Task goal ▸ Reproduce the rows verbatim, beginning with the first row and stopping after the row that contains "colorbar-swatch <box>179 717 222 737</box>".

((

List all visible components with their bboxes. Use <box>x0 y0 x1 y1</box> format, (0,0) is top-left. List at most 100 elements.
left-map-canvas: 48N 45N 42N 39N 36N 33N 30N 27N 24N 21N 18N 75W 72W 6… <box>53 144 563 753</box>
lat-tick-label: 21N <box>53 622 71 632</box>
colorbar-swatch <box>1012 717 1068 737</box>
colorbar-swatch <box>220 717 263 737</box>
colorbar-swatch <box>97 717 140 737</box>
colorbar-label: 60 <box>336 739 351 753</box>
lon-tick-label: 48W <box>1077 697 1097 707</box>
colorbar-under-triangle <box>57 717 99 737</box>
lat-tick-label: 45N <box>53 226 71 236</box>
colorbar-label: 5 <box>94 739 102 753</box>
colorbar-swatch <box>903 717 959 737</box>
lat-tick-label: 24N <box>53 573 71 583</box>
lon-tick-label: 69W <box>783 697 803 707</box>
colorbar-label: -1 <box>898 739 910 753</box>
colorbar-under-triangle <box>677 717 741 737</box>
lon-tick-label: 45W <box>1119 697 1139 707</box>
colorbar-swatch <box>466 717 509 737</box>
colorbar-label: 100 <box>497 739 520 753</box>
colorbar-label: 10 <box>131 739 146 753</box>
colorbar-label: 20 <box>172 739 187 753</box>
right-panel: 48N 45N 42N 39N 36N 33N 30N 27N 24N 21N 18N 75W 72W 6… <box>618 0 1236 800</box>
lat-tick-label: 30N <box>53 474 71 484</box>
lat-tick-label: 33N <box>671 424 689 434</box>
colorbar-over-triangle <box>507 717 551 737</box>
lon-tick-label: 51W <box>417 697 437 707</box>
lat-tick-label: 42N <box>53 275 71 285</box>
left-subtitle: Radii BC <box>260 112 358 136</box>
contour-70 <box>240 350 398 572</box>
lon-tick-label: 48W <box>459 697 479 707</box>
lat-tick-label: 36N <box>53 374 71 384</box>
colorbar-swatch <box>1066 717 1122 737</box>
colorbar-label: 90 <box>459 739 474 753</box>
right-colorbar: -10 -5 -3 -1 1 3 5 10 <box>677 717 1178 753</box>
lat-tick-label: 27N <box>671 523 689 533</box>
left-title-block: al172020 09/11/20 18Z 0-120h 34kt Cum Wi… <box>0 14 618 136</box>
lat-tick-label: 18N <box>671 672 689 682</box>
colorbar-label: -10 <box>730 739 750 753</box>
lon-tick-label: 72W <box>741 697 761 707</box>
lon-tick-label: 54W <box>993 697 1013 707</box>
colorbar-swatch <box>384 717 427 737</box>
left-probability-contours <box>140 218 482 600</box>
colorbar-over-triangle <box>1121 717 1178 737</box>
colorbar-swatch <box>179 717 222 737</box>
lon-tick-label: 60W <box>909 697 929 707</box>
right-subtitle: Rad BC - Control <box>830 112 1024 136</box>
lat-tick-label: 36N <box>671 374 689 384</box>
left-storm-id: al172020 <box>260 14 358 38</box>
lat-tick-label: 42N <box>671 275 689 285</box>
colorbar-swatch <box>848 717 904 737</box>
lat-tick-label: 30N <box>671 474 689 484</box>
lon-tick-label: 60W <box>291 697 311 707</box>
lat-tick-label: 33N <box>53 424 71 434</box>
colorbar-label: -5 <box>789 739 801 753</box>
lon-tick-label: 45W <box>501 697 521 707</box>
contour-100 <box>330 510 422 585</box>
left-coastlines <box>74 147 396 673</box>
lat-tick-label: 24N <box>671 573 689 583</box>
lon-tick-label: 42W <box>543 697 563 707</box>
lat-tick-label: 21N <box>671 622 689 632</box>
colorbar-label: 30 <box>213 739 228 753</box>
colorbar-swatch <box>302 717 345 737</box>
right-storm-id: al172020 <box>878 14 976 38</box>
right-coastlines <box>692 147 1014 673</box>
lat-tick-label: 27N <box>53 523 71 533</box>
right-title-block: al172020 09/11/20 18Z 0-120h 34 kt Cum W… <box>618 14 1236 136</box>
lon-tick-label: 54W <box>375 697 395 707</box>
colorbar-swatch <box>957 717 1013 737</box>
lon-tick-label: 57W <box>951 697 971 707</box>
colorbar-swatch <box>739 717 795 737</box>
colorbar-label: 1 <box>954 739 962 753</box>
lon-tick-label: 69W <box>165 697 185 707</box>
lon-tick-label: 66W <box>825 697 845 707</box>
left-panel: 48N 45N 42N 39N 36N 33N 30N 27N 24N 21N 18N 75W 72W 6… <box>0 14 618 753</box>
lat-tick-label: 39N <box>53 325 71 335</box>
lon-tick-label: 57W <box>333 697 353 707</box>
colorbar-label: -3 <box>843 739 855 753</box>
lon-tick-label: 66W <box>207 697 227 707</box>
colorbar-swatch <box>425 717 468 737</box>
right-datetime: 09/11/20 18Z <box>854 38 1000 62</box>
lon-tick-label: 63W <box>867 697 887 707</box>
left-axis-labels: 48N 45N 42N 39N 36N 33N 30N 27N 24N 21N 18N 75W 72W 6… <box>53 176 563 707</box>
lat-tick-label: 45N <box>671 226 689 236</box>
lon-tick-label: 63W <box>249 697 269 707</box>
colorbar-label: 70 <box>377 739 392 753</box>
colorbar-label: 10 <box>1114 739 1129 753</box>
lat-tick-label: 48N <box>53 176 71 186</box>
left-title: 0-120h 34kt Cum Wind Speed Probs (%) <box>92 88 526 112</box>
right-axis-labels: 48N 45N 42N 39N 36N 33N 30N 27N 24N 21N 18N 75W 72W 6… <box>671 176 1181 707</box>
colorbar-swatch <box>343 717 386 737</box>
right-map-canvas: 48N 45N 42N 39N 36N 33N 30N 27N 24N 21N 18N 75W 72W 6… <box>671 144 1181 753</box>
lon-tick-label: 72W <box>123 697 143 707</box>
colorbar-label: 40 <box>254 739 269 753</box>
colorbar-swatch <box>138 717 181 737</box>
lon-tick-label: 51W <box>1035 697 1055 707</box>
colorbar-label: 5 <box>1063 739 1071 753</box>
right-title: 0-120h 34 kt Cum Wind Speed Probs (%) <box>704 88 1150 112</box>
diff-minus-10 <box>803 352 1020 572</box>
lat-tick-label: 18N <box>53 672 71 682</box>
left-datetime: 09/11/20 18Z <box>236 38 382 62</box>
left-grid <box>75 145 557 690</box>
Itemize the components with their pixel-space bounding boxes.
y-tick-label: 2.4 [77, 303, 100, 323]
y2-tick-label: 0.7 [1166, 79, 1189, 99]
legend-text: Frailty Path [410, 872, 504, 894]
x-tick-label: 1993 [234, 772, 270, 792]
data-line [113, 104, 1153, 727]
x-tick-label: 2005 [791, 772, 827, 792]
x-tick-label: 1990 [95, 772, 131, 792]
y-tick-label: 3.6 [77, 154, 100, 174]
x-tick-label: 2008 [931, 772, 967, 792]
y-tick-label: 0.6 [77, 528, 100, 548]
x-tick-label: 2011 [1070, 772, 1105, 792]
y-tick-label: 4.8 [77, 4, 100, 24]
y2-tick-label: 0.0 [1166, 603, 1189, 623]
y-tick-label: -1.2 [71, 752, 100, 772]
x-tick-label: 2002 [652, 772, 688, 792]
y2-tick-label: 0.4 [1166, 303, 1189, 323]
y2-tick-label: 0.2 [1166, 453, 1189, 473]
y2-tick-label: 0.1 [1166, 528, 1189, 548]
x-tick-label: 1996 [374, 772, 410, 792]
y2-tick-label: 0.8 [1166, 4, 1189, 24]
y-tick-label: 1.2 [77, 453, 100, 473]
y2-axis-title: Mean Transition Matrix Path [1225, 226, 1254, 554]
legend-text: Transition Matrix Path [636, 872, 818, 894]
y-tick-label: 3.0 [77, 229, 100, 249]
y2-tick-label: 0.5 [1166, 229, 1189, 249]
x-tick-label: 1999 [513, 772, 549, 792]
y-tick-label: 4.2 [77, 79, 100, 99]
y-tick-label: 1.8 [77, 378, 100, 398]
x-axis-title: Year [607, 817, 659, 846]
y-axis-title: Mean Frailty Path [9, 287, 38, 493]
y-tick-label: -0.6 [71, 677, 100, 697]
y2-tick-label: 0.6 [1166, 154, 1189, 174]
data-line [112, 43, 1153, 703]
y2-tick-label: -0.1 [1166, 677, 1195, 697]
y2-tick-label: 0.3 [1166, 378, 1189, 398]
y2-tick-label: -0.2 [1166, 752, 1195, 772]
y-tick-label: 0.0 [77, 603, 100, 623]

))

Expected answer ▸
List all visible components with their bboxes. Use <box>x0 y0 x1 y1</box> format, (0,0) is top-left. List at most 100 elements.
left-map-canvas: 48N 45N 42N 39N 36N 33N 30N 27N 24N 21N 18N 75W 72W 6… <box>53 144 563 753</box>
lat-tick-label: 21N <box>53 622 71 632</box>
colorbar-swatch <box>1012 717 1068 737</box>
colorbar-swatch <box>220 717 263 737</box>
colorbar-swatch <box>97 717 140 737</box>
colorbar-label: 60 <box>336 739 351 753</box>
lon-tick-label: 48W <box>1077 697 1097 707</box>
colorbar-under-triangle <box>57 717 99 737</box>
lat-tick-label: 45N <box>53 226 71 236</box>
colorbar-label: 5 <box>94 739 102 753</box>
colorbar-swatch <box>903 717 959 737</box>
lat-tick-label: 24N <box>53 573 71 583</box>
lon-tick-label: 69W <box>783 697 803 707</box>
colorbar-label: -1 <box>898 739 910 753</box>
colorbar-under-triangle <box>677 717 741 737</box>
lon-tick-label: 45W <box>1119 697 1139 707</box>
colorbar-swatch <box>466 717 509 737</box>
colorbar-label: 100 <box>497 739 520 753</box>
colorbar-label: 10 <box>131 739 146 753</box>
colorbar-label: 20 <box>172 739 187 753</box>
right-panel: 48N 45N 42N 39N 36N 33N 30N 27N 24N 21N 18N 75W 72W 6… <box>618 0 1236 800</box>
lat-tick-label: 30N <box>53 474 71 484</box>
lat-tick-label: 33N <box>671 424 689 434</box>
colorbar-over-triangle <box>507 717 551 737</box>
lon-tick-label: 51W <box>417 697 437 707</box>
lat-tick-label: 42N <box>53 275 71 285</box>
left-subtitle: Radii BC <box>260 112 358 136</box>
contour-70 <box>240 350 398 572</box>
lon-tick-label: 48W <box>459 697 479 707</box>
lat-tick-label: 36N <box>53 374 71 384</box>
colorbar-swatch <box>1066 717 1122 737</box>
colorbar-label: 90 <box>459 739 474 753</box>
right-colorbar: -10 -5 -3 -1 1 3 5 10 <box>677 717 1178 753</box>
lat-tick-label: 27N <box>671 523 689 533</box>
left-title-block: al172020 09/11/20 18Z 0-120h 34kt Cum Wi… <box>0 14 618 136</box>
lat-tick-label: 18N <box>671 672 689 682</box>
colorbar-label: -10 <box>730 739 750 753</box>
lon-tick-label: 72W <box>741 697 761 707</box>
lon-tick-label: 54W <box>993 697 1013 707</box>
colorbar-swatch <box>384 717 427 737</box>
left-probability-contours <box>140 218 482 600</box>
colorbar-over-triangle <box>1121 717 1178 737</box>
colorbar-swatch <box>179 717 222 737</box>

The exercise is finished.